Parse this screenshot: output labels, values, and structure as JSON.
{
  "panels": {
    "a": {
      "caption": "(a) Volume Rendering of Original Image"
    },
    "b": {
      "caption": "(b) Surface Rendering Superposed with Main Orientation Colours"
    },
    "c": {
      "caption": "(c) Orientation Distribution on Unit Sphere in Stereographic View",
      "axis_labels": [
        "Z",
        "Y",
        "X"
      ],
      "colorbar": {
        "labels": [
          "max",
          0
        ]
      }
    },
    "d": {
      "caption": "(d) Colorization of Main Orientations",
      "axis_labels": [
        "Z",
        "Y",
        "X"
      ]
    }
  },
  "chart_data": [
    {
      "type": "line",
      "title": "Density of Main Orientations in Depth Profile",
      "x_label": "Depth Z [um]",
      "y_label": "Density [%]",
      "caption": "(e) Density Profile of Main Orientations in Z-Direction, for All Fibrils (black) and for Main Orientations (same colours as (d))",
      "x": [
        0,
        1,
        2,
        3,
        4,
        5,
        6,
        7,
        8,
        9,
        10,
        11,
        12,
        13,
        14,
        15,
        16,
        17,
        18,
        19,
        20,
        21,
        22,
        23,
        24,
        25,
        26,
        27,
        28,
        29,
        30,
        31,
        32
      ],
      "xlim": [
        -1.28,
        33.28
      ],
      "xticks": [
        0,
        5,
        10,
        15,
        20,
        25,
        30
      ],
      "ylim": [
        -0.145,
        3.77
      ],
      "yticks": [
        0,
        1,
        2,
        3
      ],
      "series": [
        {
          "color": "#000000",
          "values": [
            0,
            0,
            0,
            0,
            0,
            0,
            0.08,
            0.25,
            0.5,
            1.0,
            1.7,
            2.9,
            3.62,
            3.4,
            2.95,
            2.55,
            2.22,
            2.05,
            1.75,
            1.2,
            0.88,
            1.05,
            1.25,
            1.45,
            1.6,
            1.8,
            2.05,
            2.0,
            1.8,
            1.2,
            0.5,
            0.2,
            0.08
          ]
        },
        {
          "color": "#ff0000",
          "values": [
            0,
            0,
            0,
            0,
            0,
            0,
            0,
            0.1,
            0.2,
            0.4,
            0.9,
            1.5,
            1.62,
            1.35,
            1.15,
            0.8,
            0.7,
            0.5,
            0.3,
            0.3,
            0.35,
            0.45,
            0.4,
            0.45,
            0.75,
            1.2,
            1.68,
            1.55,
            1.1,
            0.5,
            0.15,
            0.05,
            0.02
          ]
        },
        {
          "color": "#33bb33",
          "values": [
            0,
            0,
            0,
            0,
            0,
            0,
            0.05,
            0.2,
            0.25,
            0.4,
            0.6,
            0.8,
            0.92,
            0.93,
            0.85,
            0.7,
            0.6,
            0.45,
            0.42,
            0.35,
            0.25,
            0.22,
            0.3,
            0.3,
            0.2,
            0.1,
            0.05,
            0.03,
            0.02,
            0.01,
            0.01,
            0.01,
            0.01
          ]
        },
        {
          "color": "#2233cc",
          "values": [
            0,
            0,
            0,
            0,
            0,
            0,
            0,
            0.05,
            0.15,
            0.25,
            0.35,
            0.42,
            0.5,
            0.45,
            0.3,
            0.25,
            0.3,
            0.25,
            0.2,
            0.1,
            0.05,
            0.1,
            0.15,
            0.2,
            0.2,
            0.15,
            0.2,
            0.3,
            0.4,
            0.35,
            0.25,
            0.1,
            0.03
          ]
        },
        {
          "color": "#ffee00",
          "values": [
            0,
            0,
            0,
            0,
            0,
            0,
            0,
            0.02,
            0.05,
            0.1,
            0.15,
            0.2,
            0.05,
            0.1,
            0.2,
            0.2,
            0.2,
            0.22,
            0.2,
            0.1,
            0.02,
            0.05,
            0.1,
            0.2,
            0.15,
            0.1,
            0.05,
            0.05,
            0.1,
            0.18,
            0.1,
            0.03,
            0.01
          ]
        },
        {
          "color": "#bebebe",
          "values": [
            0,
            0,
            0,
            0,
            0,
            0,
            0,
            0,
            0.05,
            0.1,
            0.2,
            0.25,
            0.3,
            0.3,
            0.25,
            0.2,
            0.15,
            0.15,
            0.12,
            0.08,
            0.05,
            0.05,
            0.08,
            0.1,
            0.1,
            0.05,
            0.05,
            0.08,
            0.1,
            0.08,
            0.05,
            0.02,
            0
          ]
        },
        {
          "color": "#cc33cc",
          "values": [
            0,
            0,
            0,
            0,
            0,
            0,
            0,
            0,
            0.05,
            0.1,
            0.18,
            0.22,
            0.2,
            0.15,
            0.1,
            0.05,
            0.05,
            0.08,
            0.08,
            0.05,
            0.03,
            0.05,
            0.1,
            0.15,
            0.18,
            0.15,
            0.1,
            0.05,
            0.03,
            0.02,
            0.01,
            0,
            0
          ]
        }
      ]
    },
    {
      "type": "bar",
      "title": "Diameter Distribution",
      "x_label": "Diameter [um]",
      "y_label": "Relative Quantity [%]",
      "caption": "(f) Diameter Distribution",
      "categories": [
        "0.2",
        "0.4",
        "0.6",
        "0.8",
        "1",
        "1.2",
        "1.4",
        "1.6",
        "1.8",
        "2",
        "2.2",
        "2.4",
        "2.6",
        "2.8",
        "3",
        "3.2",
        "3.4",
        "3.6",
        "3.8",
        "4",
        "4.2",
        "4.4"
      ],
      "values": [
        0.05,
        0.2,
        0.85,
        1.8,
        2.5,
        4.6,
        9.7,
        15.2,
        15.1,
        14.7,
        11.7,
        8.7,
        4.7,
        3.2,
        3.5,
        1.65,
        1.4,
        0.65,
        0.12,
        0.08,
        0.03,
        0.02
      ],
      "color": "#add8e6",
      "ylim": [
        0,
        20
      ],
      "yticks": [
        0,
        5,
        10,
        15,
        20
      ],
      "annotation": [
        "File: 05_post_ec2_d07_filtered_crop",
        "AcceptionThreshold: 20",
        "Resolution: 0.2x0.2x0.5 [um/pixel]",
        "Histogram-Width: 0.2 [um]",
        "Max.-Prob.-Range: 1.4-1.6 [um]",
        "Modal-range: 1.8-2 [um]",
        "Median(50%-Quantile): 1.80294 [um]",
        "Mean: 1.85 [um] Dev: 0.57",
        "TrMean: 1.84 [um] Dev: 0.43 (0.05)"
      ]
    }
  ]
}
• • • • •
[Given instruction]: Reproduce all data above, unchanged.

[Written answer]:
Parse this screenshot: output labels, values, and structure as JSON.
{
  "panels": {
    "a": {
      "caption": "(a) Volume Rendering of Original Image"
    },
    "b": {
      "caption": "(b) Surface Rendering Superposed with Main Orientation Colours"
    },
    "c": {
      "caption": "(c) Orientation Distribution on Unit Sphere in Stereographic View",
      "axis_labels": [
        "Z",
        "Y",
        "X"
      ],
      "colorbar": {
        "labels": [
          "max",
          0
        ]
      }
    },
    "d": {
      "caption": "(d) Colorization of Main Orientations",
      "axis_labels": [
        "Z",
        "Y",
        "X"
      ]
    }
  },
  "chart_data": [
    {
      "type": "line",
      "title": "Density of Main Orientations in Depth Profile",
      "x_label": "Depth Z [um]",
      "y_label": "Density [%]",
      "caption": "(e) Density Profile of Main Orientations in Z-Direction, for All Fibrils (black) and for Main Orientations (same colours as (d))",
      "x": [
        0,
        1,
        2,
        3,
        4,
        5,
        6,
        7,
        8,
        9,
        10,
        11,
        12,
        13,
        14,
        15,
        16,
        17,
        18,
        19,
        20,
        21,
        22,
        23,
        24,
        25,
        26,
        27,
        28,
        29,
        30,
        31,
        32
      ],
      "xlim": [
        -1.28,
        33.28
      ],
      "xticks": [
        0,
        5,
        10,
        15,
        20,
        25,
        30
      ],
      "ylim": [
        -0.145,
        3.77
      ],
      "yticks": [
        0,
        1,
        2,
        3
      ],
      "series": [
        {
          "color": "#000000",
          "values": [
            0,
            0,
            0,
            0,
            0,
            0,
            0.08,
            0.25,
            0.5,
            1.0,
            1.7,
            2.9,
            3.62,
            3.4,
            2.95,
            2.55,
            2.22,
            2.05,
            1.75,
            1.2,
            0.88,
            1.05,
            1.25,
            1.45,
            1.6,
            1.8,
            2.05,
            2.0,
            1.8,
            1.2,
            0.5,
            0.2,
            0.08
          ]
        },
        {
          "color": "#ff0000",
          "values": [
            0,
            0,
            0,
            0,
            0,
            0,
            0,
            0.1,
            0.2,
            0.4,
            0.9,
            1.5,
            1.62,
            1.35,
            1.15,
            0.8,
            0.7,
            0.5,
            0.3,
            0.3,
            0.35,
            0.45,
            0.4,
            0.45,
            0.75,
            1.2,
            1.68,
            1.55,
            1.1,
            0.5,
            0.15,
            0.05,
            0.02
          ]
        },
        {
          "color": "#33bb33",
          "values": [
            0,
            0,
            0,
            0,
            0,
            0,
            0.05,
            0.2,
            0.25,
            0.4,
            0.6,
            0.8,
            0.92,
            0.93,
            0.85,
            0.7,
            0.6,
            0.45,
            0.42,
            0.35,
            0.25,
            0.22,
            0.3,
            0.3,
            0.2,
            0.1,
            0.05,
            0.03,
            0.02,
            0.01,
            0.01,
            0.01,
            0.01
          ]
        },
        {
          "color": "#2233cc",
          "values": [
            0,
            0,
            0,
            0,
            0,
            0,
            0,
            0.05,
            0.15,
            0.25,
            0.35,
            0.42,
            0.5,
            0.45,
            0.3,
            0.25,
            0.3,
            0.25,
            0.2,
            0.1,
            0.05,
            0.1,
            0.15,
            0.2,
            0.2,
            0.15,
            0.2,
            0.3,
            0.4,
            0.35,
            0.25,
            0.1,
            0.03
          ]
        },
        {
          "color": "#ffee00",
          "values": [
            0,
            0,
            0,
            0,
            0,
            0,
            0,
            0.02,
            0.05,
            0.1,
            0.15,
            0.2,
            0.05,
            0.1,
            0.2,
            0.2,
            0.2,
            0.22,
            0.2,
            0.1,
            0.02,
            0.05,
            0.1,
            0.2,
            0.15,
            0.1,
            0.05,
            0.05,
            0.1,
            0.18,
            0.1,
            0.03,
            0.01
          ]
        },
        {
          "color": "#bebebe",
          "values": [
            0,
            0,
            0,
            0,
            0,
            0,
            0,
            0,
            0.05,
            0.1,
            0.2,
            0.25,
            0.3,
            0.3,
            0.25,
            0.2,
            0.15,
            0.15,
            0.12,
            0.08,
            0.05,
            0.05,
            0.08,
            0.1,
            0.1,
            0.05,
            0.05,
            0.08,
            0.1,
            0.08,
            0.05,
            0.02,
            0
          ]
        },
        {
          "color": "#cc33cc",
          "values": [
            0,
            0,
            0,
            0,
            0,
            0,
            0,
            0,
            0.05,
            0.1,
            0.18,
            0.22,
            0.2,
            0.15,
            0.1,
            0.05,
            0.05,
            0.08,
            0.08,
            0.05,
            0.03,
            0.05,
            0.1,
            0.15,
            0.18,
            0.15,
            0.1,
            0.05,
            0.03,
            0.02,
            0.01,
            0,
            0
          ]
        }
      ]
    },
    {
      "type": "bar",
      "title": "Diameter Distribution",
      "x_label": "Diameter [um]",
      "y_label": "Relative Quantity [%]",
      "caption": "(f) Diameter Distribution",
      "categories": [
        "0.2",
        "0.4",
        "0.6",
        "0.8",
        "1",
        "1.2",
        "1.4",
        "1.6",
        "1.8",
        "2",
        "2.2",
        "2.4",
        "2.6",
        "2.8",
        "3",
        "3.2",
        "3.4",
        "3.6",
        "3.8",
        "4",
        "4.2",
        "4.4"
      ],
      "values": [
        0.05,
        0.2,
        0.85,
        1.8,
        2.5,
        4.6,
        9.7,
        15.2,
        15.1,
        14.7,
        11.7,
        8.7,
        4.7,
        3.2,
        3.5,
        1.65,
        1.4,
        0.65,
        0.12,
        0.08,
        0.03,
        0.02
      ],
      "color": "#add8e6",
      "ylim": [
        0,
        20
      ],
      "yticks": [
        0,
        5,
        10,
        15,
        20
      ],
      "annotation": [
        "File: 05_post_ec2_d07_filtered_crop",
        "AcceptionThreshold: 20",
        "Resolution: 0.2x0.2x0.5 [um/pixel]",
        "Histogram-Width: 0.2 [um]",
        "Max.-Prob.-Range: 1.4-1.6 [um]",
        "Modal-range: 1.8-2 [um]",
        "Median(50%-Quantile): 1.80294 [um]",
        "Mean: 1.85 [um] Dev: 0.57",
        "TrMean: 1.84 [um] Dev: 0.43 (0.05)"
      ]
    }
  ]
}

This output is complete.